## DO THIS
Give the number of lines containing the word "with" and nothing more.

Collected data

[start]

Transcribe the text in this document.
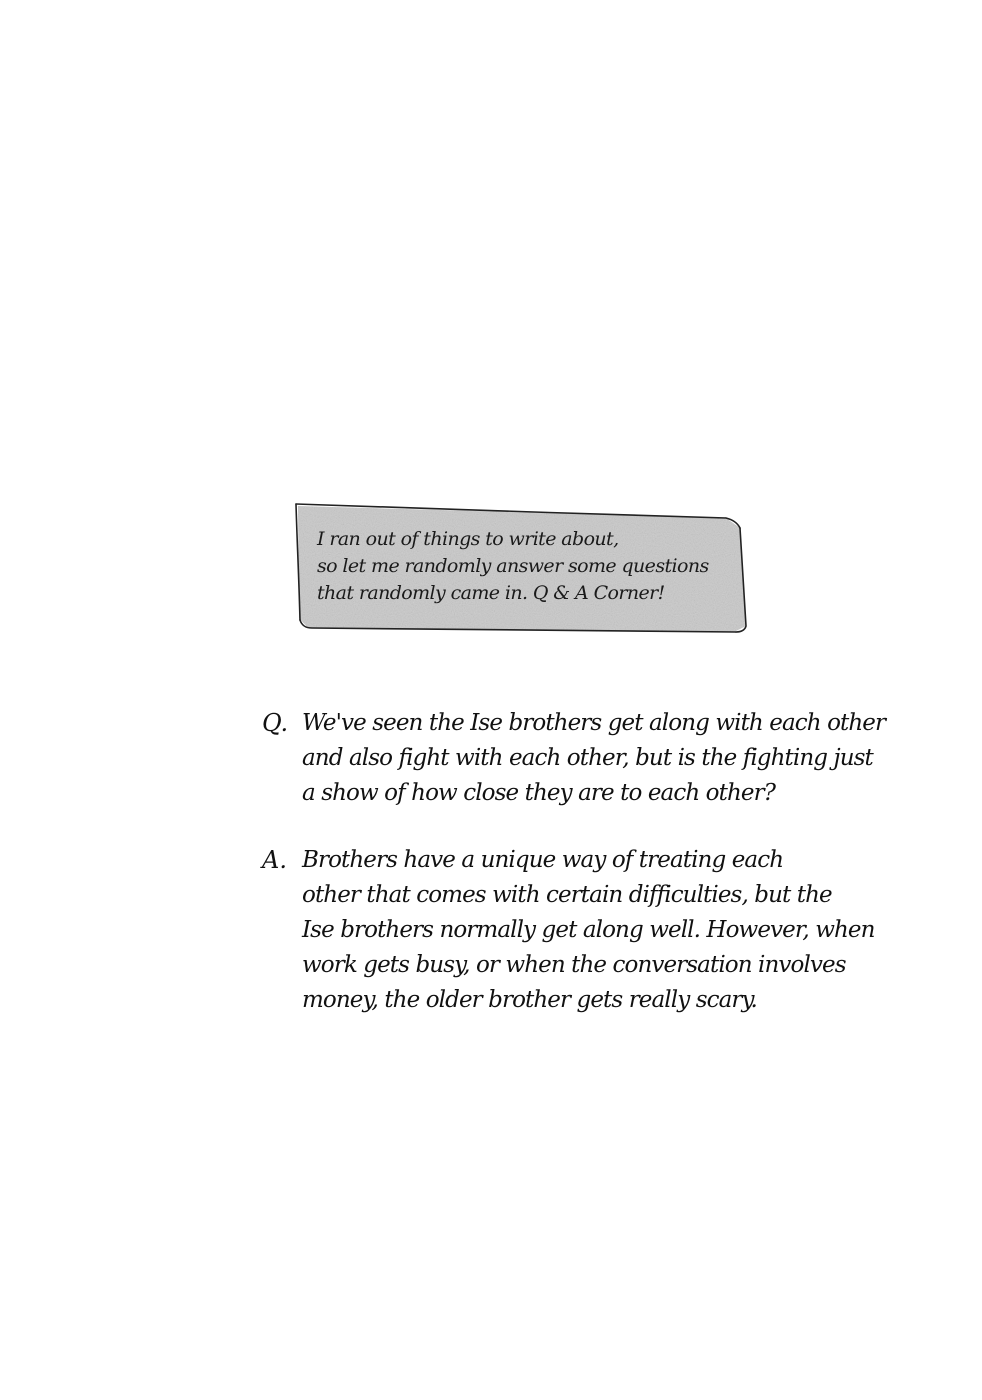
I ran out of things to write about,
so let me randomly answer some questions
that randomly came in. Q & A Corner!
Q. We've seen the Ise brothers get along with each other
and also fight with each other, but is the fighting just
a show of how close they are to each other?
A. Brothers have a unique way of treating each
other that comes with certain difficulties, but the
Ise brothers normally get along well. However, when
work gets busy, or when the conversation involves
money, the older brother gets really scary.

[end]

## EXERCISE SOLUTION
3